MATERIAL SHOWN |
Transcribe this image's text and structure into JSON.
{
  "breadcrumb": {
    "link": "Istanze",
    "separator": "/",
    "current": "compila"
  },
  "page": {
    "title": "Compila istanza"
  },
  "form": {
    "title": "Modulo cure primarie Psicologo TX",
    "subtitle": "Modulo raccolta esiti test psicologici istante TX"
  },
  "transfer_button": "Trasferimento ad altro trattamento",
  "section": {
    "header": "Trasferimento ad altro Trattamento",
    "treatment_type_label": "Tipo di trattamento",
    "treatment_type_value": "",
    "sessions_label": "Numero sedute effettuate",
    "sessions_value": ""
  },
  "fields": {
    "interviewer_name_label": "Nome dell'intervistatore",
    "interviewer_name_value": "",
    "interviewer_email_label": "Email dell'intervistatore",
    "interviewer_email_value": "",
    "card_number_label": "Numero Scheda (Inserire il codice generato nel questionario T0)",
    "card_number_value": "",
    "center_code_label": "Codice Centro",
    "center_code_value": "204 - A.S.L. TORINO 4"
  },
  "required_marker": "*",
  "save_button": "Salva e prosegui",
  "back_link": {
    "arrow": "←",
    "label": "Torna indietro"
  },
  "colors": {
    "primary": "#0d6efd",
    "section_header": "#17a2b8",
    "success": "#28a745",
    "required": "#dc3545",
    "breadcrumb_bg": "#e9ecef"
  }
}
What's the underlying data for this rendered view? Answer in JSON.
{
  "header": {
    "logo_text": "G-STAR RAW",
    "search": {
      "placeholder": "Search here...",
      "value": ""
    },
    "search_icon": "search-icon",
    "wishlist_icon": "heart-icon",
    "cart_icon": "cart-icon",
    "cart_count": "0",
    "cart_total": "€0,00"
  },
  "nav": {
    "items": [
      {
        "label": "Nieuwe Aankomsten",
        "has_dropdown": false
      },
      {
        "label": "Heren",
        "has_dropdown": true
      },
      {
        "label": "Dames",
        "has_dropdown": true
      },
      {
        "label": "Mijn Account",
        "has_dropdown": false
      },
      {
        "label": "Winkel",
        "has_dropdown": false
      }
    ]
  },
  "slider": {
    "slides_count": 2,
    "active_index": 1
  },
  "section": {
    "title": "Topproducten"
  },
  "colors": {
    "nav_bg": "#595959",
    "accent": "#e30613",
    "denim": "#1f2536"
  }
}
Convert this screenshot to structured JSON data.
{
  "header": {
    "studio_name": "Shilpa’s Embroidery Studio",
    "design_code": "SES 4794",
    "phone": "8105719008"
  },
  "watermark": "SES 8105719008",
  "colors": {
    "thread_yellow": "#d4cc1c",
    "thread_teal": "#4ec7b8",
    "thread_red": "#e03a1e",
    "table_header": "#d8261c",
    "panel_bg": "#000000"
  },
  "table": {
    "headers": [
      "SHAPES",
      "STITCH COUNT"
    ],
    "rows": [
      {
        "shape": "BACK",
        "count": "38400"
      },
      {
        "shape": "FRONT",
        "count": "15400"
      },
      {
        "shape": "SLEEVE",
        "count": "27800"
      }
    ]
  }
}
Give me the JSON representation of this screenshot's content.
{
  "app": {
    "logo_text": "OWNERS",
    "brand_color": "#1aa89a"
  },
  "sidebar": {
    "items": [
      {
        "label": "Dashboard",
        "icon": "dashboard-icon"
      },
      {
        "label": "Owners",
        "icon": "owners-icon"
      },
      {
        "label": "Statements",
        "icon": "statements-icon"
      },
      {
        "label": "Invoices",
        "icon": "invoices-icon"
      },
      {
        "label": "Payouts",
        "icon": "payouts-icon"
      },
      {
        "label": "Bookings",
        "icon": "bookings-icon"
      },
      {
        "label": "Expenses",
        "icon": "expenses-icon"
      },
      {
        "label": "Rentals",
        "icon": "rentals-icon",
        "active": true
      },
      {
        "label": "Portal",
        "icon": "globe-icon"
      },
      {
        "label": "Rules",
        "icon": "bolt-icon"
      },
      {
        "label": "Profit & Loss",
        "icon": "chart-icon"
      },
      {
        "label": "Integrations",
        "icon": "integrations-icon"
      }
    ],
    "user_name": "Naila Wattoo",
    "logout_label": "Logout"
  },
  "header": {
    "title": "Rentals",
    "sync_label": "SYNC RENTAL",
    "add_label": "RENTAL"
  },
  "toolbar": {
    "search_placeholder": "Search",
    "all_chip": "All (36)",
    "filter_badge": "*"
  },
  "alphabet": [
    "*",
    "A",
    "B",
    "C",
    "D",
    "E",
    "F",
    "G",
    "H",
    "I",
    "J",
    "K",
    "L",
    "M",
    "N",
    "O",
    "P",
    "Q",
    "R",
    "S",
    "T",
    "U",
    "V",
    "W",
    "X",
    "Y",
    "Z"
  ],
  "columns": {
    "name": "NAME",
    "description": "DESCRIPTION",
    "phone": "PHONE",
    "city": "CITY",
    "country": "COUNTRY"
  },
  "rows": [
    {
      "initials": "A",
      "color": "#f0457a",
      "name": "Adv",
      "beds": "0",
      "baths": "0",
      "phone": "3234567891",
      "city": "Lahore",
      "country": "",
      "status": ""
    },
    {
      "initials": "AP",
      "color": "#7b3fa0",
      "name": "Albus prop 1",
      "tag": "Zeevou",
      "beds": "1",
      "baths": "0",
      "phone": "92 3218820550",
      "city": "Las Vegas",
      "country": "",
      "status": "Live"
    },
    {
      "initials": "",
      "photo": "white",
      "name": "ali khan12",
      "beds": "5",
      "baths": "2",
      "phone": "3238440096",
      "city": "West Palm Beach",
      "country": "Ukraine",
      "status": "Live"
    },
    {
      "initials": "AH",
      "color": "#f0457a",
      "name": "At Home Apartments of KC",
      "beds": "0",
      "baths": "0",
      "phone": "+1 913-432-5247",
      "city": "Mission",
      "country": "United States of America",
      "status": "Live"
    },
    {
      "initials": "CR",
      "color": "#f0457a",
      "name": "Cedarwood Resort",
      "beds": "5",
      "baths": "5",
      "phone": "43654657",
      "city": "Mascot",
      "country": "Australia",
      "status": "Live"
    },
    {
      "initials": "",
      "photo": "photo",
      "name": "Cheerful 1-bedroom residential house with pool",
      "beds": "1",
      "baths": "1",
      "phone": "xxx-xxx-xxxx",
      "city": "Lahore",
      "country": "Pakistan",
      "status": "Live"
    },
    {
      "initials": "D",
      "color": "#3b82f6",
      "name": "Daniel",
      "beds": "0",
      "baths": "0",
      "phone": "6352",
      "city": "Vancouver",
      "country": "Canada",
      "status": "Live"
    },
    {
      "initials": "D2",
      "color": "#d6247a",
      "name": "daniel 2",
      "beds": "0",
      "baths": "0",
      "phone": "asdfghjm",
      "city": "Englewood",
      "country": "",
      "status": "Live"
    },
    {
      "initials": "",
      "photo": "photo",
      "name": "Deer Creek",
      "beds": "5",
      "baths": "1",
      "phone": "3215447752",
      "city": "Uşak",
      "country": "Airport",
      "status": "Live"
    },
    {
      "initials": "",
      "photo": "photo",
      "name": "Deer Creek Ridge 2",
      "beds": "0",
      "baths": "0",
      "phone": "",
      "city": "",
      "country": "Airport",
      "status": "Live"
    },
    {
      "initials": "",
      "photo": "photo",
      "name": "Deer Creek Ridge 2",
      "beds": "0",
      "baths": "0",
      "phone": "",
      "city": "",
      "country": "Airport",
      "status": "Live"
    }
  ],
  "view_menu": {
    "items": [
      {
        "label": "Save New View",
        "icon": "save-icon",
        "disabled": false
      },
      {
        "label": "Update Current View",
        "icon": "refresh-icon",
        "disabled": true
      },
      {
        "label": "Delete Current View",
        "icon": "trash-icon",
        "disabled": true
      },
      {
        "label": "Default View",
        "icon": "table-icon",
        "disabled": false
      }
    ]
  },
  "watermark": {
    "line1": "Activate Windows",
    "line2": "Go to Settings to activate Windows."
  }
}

WRITTEN EXERCISE |
Pick every line with "Windows" in it and copy it.

WRITTEN SOLUTION |
    "line1": "Activate Windows",
    "line2": "Go to Settings to activate Windows."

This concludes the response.